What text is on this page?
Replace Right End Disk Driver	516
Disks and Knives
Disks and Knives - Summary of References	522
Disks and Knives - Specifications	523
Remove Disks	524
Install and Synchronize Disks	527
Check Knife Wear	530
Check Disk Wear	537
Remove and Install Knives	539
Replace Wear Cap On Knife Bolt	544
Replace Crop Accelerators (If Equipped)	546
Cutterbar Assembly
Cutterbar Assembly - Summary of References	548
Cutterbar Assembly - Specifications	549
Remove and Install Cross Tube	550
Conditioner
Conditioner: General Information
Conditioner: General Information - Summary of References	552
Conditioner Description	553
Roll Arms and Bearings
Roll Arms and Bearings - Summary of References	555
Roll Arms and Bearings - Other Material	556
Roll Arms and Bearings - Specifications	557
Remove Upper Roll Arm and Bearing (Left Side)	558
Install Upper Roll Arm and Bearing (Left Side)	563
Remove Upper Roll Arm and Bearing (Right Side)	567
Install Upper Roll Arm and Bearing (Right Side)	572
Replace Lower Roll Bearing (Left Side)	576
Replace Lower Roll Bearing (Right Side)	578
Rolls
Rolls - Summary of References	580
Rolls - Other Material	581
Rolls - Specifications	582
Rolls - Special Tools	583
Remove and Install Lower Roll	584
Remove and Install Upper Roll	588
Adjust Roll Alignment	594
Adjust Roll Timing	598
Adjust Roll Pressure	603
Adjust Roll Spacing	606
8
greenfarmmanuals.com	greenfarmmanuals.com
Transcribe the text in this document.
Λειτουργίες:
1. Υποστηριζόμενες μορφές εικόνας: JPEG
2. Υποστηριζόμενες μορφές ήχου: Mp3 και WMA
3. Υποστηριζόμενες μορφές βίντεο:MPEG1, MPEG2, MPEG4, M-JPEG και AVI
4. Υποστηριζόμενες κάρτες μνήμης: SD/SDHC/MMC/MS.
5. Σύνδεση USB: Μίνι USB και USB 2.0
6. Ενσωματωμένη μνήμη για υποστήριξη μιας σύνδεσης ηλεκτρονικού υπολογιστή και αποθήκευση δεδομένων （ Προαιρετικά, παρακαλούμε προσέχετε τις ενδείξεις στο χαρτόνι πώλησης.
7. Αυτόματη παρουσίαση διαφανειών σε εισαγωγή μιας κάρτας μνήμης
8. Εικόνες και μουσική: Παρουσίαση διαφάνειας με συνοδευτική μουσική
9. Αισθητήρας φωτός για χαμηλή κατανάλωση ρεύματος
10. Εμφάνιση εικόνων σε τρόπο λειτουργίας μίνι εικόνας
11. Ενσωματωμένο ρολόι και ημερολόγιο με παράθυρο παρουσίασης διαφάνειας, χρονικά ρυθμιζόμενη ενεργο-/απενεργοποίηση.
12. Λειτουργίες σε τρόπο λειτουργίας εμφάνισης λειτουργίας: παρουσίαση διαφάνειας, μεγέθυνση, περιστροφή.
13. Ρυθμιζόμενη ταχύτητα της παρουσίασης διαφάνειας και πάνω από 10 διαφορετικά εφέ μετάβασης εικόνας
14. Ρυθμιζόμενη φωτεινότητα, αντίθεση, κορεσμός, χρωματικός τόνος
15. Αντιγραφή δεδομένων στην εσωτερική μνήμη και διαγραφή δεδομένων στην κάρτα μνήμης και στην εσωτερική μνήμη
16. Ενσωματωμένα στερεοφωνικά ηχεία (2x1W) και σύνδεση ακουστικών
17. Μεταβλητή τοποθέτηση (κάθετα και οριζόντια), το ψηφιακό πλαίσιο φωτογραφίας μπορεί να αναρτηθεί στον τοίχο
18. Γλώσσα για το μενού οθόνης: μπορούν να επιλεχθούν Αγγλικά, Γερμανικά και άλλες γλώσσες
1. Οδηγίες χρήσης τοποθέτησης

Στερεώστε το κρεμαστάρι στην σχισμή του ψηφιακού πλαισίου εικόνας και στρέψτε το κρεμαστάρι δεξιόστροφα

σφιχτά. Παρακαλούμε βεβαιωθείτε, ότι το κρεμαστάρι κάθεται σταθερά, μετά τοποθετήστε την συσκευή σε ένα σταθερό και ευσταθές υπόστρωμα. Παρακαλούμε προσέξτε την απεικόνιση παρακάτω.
+++
# WHAT TO WORK ON:
Gather each line in these records that contains the string "παρουσίασης".

# RESULT OF THIS EXERCISE:
11. Ενσωματωμένο ρολόι και ημερολόγιο με παράθυρο παρουσίασης διαφάνειας, χρονικά ρυθμιζόμενη ενεργο-/απενεργοποίηση.
13. Ρυθμιζόμενη ταχύτητα της παρουσίασης διαφάνειας και πάνω από 10 διαφορετικά εφέ μετάβασης εικόνας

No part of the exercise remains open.